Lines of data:
▬▬▬

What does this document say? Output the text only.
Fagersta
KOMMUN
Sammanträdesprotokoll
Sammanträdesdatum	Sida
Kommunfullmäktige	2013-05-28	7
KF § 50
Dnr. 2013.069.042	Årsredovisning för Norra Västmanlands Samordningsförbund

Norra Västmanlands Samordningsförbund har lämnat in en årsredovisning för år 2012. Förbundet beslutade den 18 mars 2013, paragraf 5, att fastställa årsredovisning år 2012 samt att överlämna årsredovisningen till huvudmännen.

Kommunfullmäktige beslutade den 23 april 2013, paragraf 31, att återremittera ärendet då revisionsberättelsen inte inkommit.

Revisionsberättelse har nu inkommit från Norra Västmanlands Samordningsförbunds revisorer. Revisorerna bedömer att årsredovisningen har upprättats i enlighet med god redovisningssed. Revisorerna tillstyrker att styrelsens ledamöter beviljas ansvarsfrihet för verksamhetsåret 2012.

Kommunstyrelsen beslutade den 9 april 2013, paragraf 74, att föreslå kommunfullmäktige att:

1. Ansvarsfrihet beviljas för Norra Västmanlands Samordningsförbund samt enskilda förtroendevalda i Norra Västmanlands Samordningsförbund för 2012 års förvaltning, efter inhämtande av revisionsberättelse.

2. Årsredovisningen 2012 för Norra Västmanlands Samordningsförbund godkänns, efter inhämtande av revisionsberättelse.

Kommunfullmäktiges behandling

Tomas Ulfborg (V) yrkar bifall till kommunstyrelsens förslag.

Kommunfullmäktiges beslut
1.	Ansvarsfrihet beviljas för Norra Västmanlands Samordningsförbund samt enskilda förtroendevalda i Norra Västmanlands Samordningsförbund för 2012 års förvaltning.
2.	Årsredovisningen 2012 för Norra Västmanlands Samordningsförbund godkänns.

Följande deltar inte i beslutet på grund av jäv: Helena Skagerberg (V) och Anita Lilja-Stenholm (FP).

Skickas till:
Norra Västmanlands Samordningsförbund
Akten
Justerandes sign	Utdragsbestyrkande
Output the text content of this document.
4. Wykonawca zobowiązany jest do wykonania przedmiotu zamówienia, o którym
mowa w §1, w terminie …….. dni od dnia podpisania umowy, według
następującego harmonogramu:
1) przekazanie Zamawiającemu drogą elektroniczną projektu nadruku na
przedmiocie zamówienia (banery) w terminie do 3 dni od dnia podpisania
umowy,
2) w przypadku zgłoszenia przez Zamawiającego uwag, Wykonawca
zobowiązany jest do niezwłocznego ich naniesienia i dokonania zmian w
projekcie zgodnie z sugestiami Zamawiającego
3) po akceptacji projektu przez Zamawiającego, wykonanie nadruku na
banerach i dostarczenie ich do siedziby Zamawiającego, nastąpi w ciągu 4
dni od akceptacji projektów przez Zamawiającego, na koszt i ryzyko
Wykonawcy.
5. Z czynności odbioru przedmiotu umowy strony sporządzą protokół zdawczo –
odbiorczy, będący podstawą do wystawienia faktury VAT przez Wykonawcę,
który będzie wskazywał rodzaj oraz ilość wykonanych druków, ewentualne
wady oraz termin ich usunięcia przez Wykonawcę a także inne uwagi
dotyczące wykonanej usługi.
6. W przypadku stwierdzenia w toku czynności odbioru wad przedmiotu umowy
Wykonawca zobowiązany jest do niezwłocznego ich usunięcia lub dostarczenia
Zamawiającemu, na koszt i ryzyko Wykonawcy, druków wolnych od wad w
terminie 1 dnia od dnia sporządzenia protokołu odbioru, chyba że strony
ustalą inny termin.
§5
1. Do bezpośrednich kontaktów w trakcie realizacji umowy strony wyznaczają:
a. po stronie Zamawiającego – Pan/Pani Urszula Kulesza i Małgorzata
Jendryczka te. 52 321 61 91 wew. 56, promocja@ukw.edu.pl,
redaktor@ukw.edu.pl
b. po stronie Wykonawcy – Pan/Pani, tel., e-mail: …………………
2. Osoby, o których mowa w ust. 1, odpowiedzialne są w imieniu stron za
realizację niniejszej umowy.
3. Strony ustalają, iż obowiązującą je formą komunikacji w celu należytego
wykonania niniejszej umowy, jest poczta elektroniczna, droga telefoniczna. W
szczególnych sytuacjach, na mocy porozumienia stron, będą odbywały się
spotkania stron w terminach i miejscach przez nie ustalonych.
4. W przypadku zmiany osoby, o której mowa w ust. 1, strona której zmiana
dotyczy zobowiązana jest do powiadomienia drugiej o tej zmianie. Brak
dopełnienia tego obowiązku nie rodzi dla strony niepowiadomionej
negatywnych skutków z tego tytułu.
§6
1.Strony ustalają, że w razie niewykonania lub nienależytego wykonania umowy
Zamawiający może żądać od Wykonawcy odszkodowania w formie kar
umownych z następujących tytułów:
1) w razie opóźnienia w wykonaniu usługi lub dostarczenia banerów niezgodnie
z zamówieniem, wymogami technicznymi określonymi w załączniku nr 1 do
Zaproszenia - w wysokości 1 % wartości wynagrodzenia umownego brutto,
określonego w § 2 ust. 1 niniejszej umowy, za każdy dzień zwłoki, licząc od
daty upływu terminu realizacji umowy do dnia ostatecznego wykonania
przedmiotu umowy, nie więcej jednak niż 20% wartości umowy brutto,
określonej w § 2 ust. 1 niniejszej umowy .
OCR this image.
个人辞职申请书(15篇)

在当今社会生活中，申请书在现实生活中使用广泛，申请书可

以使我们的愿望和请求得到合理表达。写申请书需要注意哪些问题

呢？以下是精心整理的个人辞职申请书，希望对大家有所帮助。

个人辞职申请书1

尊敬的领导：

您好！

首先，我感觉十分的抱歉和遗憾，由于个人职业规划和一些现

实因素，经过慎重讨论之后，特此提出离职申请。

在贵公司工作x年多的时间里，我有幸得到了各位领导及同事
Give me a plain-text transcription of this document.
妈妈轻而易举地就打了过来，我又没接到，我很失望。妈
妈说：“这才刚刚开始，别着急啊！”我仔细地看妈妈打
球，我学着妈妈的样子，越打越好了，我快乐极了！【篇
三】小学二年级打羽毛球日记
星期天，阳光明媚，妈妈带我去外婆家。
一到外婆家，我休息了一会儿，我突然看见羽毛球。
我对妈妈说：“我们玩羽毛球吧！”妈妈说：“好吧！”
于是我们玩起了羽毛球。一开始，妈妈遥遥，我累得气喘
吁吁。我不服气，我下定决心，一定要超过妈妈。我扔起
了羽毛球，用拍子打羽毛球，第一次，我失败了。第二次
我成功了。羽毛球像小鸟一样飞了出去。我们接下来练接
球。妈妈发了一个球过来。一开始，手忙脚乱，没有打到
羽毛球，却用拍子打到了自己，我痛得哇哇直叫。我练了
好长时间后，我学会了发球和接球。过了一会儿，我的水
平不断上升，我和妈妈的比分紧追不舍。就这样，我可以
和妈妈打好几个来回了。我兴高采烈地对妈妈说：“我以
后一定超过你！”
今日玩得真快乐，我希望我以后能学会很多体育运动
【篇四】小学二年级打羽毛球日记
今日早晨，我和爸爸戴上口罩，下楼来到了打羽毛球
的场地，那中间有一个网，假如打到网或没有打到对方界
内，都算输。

▬▬▬

▸ Given exercise:
Write out only what runs from the line holding "OCR this image." through the last line of the records, exactly as shown.

▸ Exercise answer:
OCR this image.
个人辞职申请书(15篇)

在当今社会生活中，申请书在现实生活中使用广泛，申请书可

以使我们的愿望和请求得到合理表达。写申请书需要注意哪些问题

呢？以下是精心整理的个人辞职申请书，希望对大家有所帮助。

个人辞职申请书1

尊敬的领导：

您好！

首先，我感觉十分的抱歉和遗憾，由于个人职业规划和一些现

实因素，经过慎重讨论之后，特此提出离职申请。

在贵公司工作x年多的时间里，我有幸得到了各位领导及同事
Give me a plain-text transcription of this document.
妈妈轻而易举地就打了过来，我又没接到，我很失望。妈
妈说：“这才刚刚开始，别着急啊！”我仔细地看妈妈打
球，我学着妈妈的样子，越打越好了，我快乐极了！【篇
三】小学二年级打羽毛球日记
星期天，阳光明媚，妈妈带我去外婆家。
一到外婆家，我休息了一会儿，我突然看见羽毛球。
我对妈妈说：“我们玩羽毛球吧！”妈妈说：“好吧！”
于是我们玩起了羽毛球。一开始，妈妈遥遥，我累得气喘
吁吁。我不服气，我下定决心，一定要超过妈妈。我扔起
了羽毛球，用拍子打羽毛球，第一次，我失败了。第二次
我成功了。羽毛球像小鸟一样飞了出去。我们接下来练接
球。妈妈发了一个球过来。一开始，手忙脚乱，没有打到
羽毛球，却用拍子打到了自己，我痛得哇哇直叫。我练了
好长时间后，我学会了发球和接球。过了一会儿，我的水
平不断上升，我和妈妈的比分紧追不舍。就这样，我可以
和妈妈打好几个来回了。我兴高采烈地对妈妈说：“我以
后一定超过你！”
今日玩得真快乐，我希望我以后能学会很多体育运动
【篇四】小学二年级打羽毛球日记
今日早晨，我和爸爸戴上口罩，下楼来到了打羽毛球
的场地，那中间有一个网，假如打到网或没有打到对方界
内，都算输。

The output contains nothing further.